:: INPUT ::
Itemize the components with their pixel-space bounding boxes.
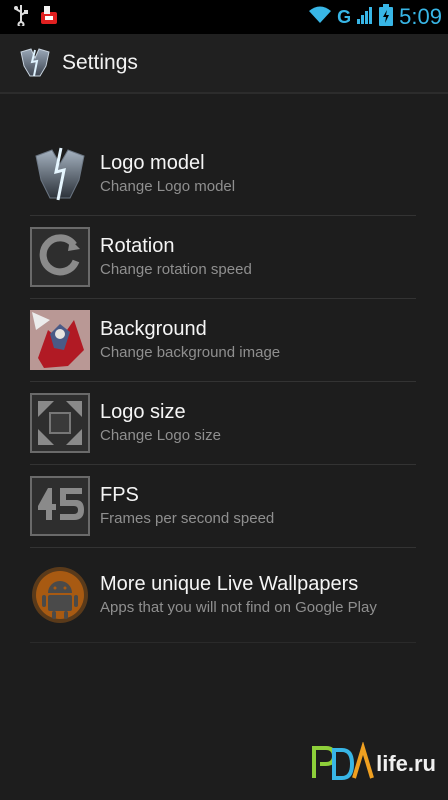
setting-subtitle: Change Logo model xyxy=(100,178,236,195)
settings-list: Logo model Change Logo model Rotation Ch… xyxy=(30,133,416,643)
page-title: Settings xyxy=(62,51,138,74)
setting-rotation[interactable]: Rotation Change rotation speed xyxy=(30,216,416,299)
setting-subtitle: Apps that you will not find on Google Pl… xyxy=(100,599,377,616)
setting-title: FPS xyxy=(100,484,139,506)
rotation-icon xyxy=(30,227,90,287)
pda-logo-icon xyxy=(312,741,375,786)
background-image-icon xyxy=(30,310,90,370)
watermark: life.ru xyxy=(312,741,436,786)
network-type: G xyxy=(337,6,352,27)
setting-title: More unique Live Wallpapers xyxy=(100,573,359,595)
setting-title: Rotation xyxy=(100,235,175,257)
logo-size-icon xyxy=(30,393,90,453)
clock: 5:09 xyxy=(399,4,442,29)
setting-fps[interactable]: FPS Frames per second speed xyxy=(30,465,416,548)
logo-model-icon xyxy=(30,144,90,204)
setting-title: Background xyxy=(100,318,207,340)
setting-subtitle: Change Logo size xyxy=(100,427,221,444)
notification-app-icon xyxy=(40,4,60,30)
action-bar: Settings xyxy=(0,34,448,94)
setting-logo-size[interactable]: Logo size Change Logo size xyxy=(30,382,416,465)
fps-icon xyxy=(30,476,90,536)
usb-icon xyxy=(14,4,28,30)
signal-icon xyxy=(357,6,373,28)
setting-subtitle: Change background image xyxy=(100,344,281,361)
wifi-icon xyxy=(309,6,332,28)
setting-background[interactable]: Background Change background image xyxy=(30,299,416,382)
setting-logo-model[interactable]: Logo model Change Logo model xyxy=(30,133,416,216)
transformers-logo-icon[interactable] xyxy=(18,46,52,80)
battery-icon xyxy=(379,4,394,30)
android-wallpapers-icon xyxy=(30,565,90,625)
watermark-text: life.ru xyxy=(376,751,436,776)
setting-subtitle: Change rotation speed xyxy=(100,261,252,278)
setting-subtitle: Frames per second speed xyxy=(100,510,275,527)
setting-more-wallpapers[interactable]: More unique Live Wallpapers Apps that yo… xyxy=(30,548,416,643)
setting-title: Logo model xyxy=(100,152,205,174)
status-bar: G 5:09 xyxy=(0,0,448,34)
setting-title: Logo size xyxy=(100,401,186,423)
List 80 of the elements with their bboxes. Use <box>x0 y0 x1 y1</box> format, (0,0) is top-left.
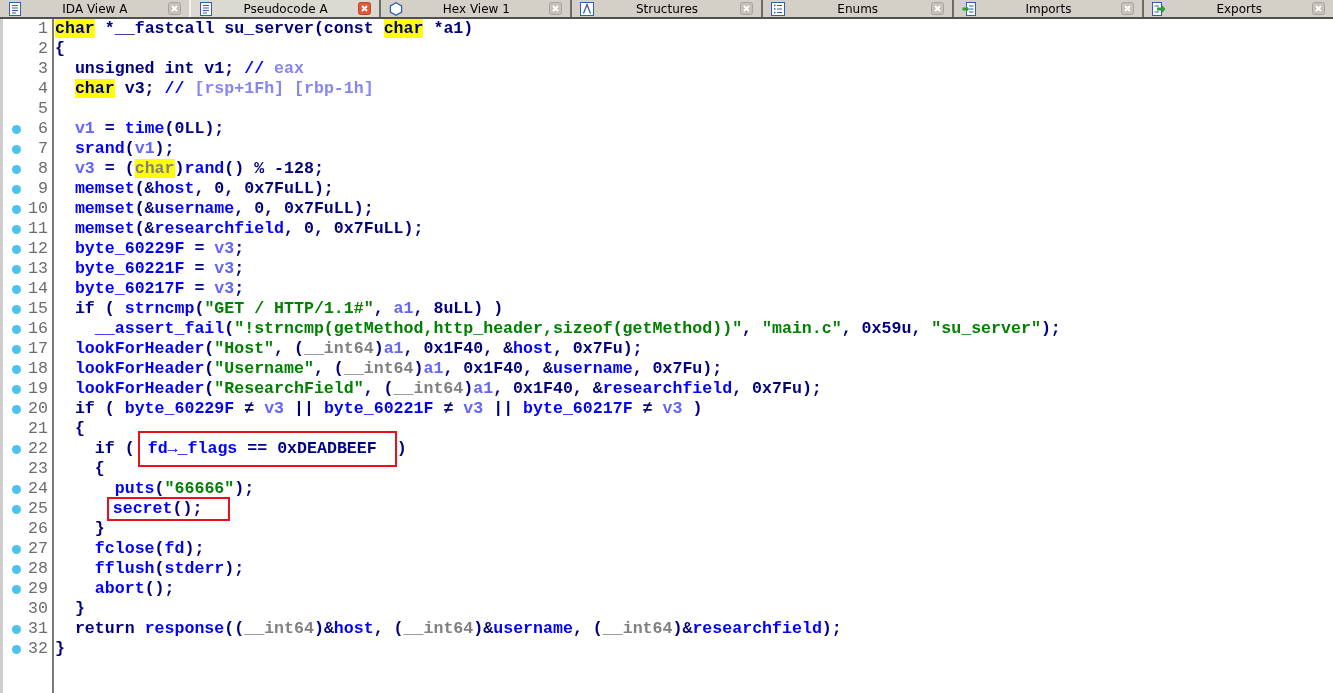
code-line: v3 = (char)rand() % -128; <box>74 160 324 178</box>
code-line: memset(&researchfield, 0, 0x7FuLL); <box>74 220 424 238</box>
line-number: 14 <box>28 280 48 298</box>
line-number: 16 <box>28 320 48 338</box>
line-number: 32 <box>28 640 48 658</box>
line-number: 22 <box>28 440 48 458</box>
line-number: 9 <box>38 180 48 198</box>
triangle-frame-icon <box>580 1 595 16</box>
line-number: 13 <box>28 260 48 278</box>
line-number: 28 <box>28 560 48 578</box>
line-number: 24 <box>28 480 48 498</box>
line-number: 18 <box>28 360 48 378</box>
line-number: 27 <box>28 540 48 558</box>
document-icon <box>8 1 22 16</box>
code-line: char v3; // [rsp+1Fh] [rbp-1h] <box>74 80 374 98</box>
tab[interactable]: Pseudocode A <box>190 0 382 17</box>
code-line: __assert_fail("!strncmp(getMethod,http_header,sizeof(getMethod))", "main.c", 0x59u, "su_server"); <box>94 320 1061 338</box>
line-number: 3 <box>38 60 48 78</box>
code-line: { <box>94 460 105 478</box>
code-line: memset(&username, 0, 0x7FuLL); <box>74 200 374 218</box>
code-line: fflush(stderr); <box>94 560 245 578</box>
annotation-box: secret(); <box>106 497 231 521</box>
annotation-box: fd→_flags == 0xDEADBEEF <box>137 431 397 467</box>
code-line: lookForHeader("Host", (__int64)a1, 0x1F40, &host, 0x7Fu); <box>74 340 643 358</box>
line-number: 5 <box>38 100 48 118</box>
code-line: return response((__int64)&host, (__int64)&username, (__int64)&researchfield); <box>74 620 842 638</box>
document-icon <box>198 1 213 16</box>
code-line: v1 = time(0LL); <box>74 120 225 138</box>
line-number: 25 <box>28 500 48 518</box>
line-number: 17 <box>28 340 48 358</box>
line-number: 12 <box>28 240 48 258</box>
code-line: srand(v1); <box>74 140 175 158</box>
line-number: 2 <box>38 40 48 58</box>
code-line: lookForHeader("ResearchField", (__int64)a1, 0x1F40, &researchfield, 0x7Fu); <box>74 380 822 398</box>
code-line: byte_60221F = v3; <box>74 260 245 278</box>
close-icon[interactable] <box>930 2 944 15</box>
line-number: 26 <box>28 520 48 538</box>
line-number: 11 <box>28 220 48 238</box>
line-number: 23 <box>28 460 48 478</box>
close-icon[interactable] <box>1121 2 1135 15</box>
code-line: byte_60229F = v3; <box>74 240 245 258</box>
line-number: 20 <box>28 400 48 418</box>
code-line: fclose(fd); <box>94 540 205 558</box>
code-line: } <box>55 640 65 658</box>
close-icon[interactable] <box>1312 2 1326 15</box>
close-icon[interactable] <box>739 2 753 15</box>
line-number: 1 <box>38 20 48 38</box>
code-line: byte_60217F = v3; <box>74 280 245 298</box>
code-line: if ( byte_60229F ≠ v3 || byte_60221F ≠ v3 || byte_60217F ≠ v3 ) <box>74 400 703 418</box>
close-icon[interactable] <box>167 2 181 15</box>
code-line: puts("66666"); <box>114 480 255 498</box>
line-number: 31 <box>28 620 48 638</box>
line-number: 7 <box>38 140 48 158</box>
code-line: } <box>74 600 85 618</box>
document-arrow-icon <box>961 1 976 16</box>
code-line: lookForHeader("Username", (__int64)a1, 0x1F40, &username, 0x7Fu); <box>74 360 723 378</box>
code-line: if ( strncmp("GET / HTTP/1.1#", a1, 8uLL) ) <box>74 300 504 318</box>
hexagon-icon <box>389 1 404 16</box>
close-icon[interactable] <box>358 2 372 15</box>
close-icon[interactable] <box>549 2 563 15</box>
code-line: { <box>55 40 65 58</box>
code-line: { <box>74 420 85 438</box>
list-icon <box>770 1 785 16</box>
document-arrow-icon <box>1152 1 1167 16</box>
line-number: 10 <box>28 200 48 218</box>
line-number: 8 <box>38 160 48 178</box>
code-line: memset(&host, 0, 0x7FuLL); <box>74 180 334 198</box>
line-number: 29 <box>28 580 48 598</box>
code-text: if ( <box>94 440 135 458</box>
line-number: 6 <box>38 120 48 138</box>
line-number: 21 <box>28 420 48 438</box>
code-line: } <box>94 520 105 538</box>
code-text: ) <box>396 440 407 458</box>
line-number: 19 <box>28 380 48 398</box>
line-number: 15 <box>28 300 48 318</box>
line-number: 30 <box>28 600 48 618</box>
line-number: 4 <box>38 80 48 98</box>
code-line: abort(); <box>94 580 175 598</box>
code-line: char *__fastcall su_server(const char *a1) <box>55 20 474 38</box>
code-line: unsigned int v1; // eax <box>74 60 304 78</box>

:: DIRECTIONS FOR THIS TASK ::
Gather each row above that contains the string "host", treating uppercase and lowercase letters as different.

:: FINISHED ANSWER ::
code-line: lookForHeader("Host", (__int64)a1, 0x1F40, &host, 0x7Fu); <box>74 340 643 358</box>
code-line: return response((__int64)&host, (__int64)&username, (__int64)&researchfield); <box>74 620 842 638</box>
code-line: memset(&host, 0, 0x7FuLL); <box>74 180 334 198</box>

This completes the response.